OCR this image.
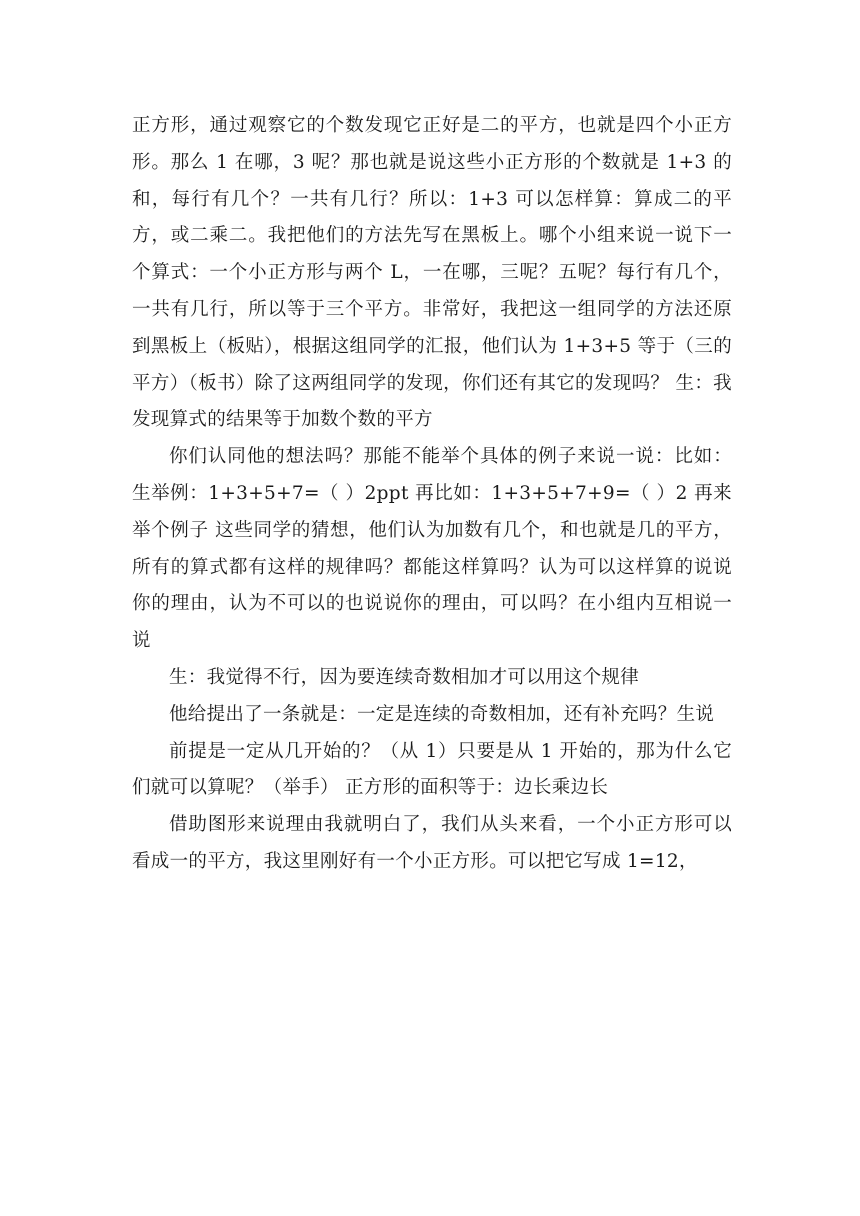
正方形，通过观察它的个数发现它正好是二的平方，也就是四个小正方形。那么 1 在哪，3 呢？那也就是说这些小正方形的个数就是 1+3 的和，每行有几个？一共有几行？所以：1+3 可以怎样算：算成二的平方，或二乘二。我把他们的方法先写在黑板上。哪个小组来说一说下一个算式：一个小正方形与两个 L，一在哪，三呢？五呢？每行有几个，一共有几行，所以等于三个平方。非常好，我把这一组同学的方法还原到黑板上（板贴），根据这组同学的汇报，他们认为 1+3+5 等于（三的平方）（板书）除了这两组同学的发现，你们还有其它的发现吗？ 生：我发现算式的结果等于加数个数的平方

你们认同他的想法吗？那能不能举个具体的例子来说一说：比如： 生举例：1+3+5+7=（ ）2ppt 再比如：1+3+5+7+9=（ ）2 再来举个例子 这些同学的猜想，他们认为加数有几个，和也就是几的平方，所有的算式都有这样的规律吗？都能这样算吗？认为可以这样算的说说你的理由，认为不可以的也说说你的理由，可以吗？在小组内互相说一说

生：我觉得不行，因为要连续奇数相加才可以用这个规律

他给提出了一条就是：一定是连续的奇数相加，还有补充吗？生说

前提是一定从几开始的？（从 1）只要是从 1 开始的，那为什么它们就可以算呢？（举手） 正方形的面积等于：边长乘边长

借助图形来说理由我就明白了，我们从头来看，一个小正方形可以看成一的平方，我这里刚好有一个小正方形。可以把它写成 1=12，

## Instruction
Omit every picture, and otherwise quote the entries exactly.

## Completed exercise
OCR this image.
正方形，通过观察它的个数发现它正好是二的平方，也就是四个小正方形。那么 1 在哪，3 呢？那也就是说这些小正方形的个数就是 1+3 的和，每行有几个？一共有几行？所以：1+3 可以怎样算：算成二的平方，或二乘二。我把他们的方法先写在黑板上。哪个小组来说一说下一个算式：一个小正方形与两个 L，一在哪，三呢？五呢？每行有几个，一共有几行，所以等于三个平方。非常好，我把这一组同学的方法还原到黑板上（板贴），根据这组同学的汇报，他们认为 1+3+5 等于（三的平方）（板书）除了这两组同学的发现，你们还有其它的发现吗？ 生：我发现算式的结果等于加数个数的平方

你们认同他的想法吗？那能不能举个具体的例子来说一说：比如： 生举例：1+3+5+7=（ ）2ppt 再比如：1+3+5+7+9=（ ）2 再来举个例子 这些同学的猜想，他们认为加数有几个，和也就是几的平方，所有的算式都有这样的规律吗？都能这样算吗？认为可以这样算的说说你的理由，认为不可以的也说说你的理由，可以吗？在小组内互相说一说

生：我觉得不行，因为要连续奇数相加才可以用这个规律

他给提出了一条就是：一定是连续的奇数相加，还有补充吗？生说

前提是一定从几开始的？（从 1）只要是从 1 开始的，那为什么它们就可以算呢？（举手） 正方形的面积等于：边长乘边长

借助图形来说理由我就明白了，我们从头来看，一个小正方形可以看成一的平方，我这里刚好有一个小正方形。可以把它写成 1=12，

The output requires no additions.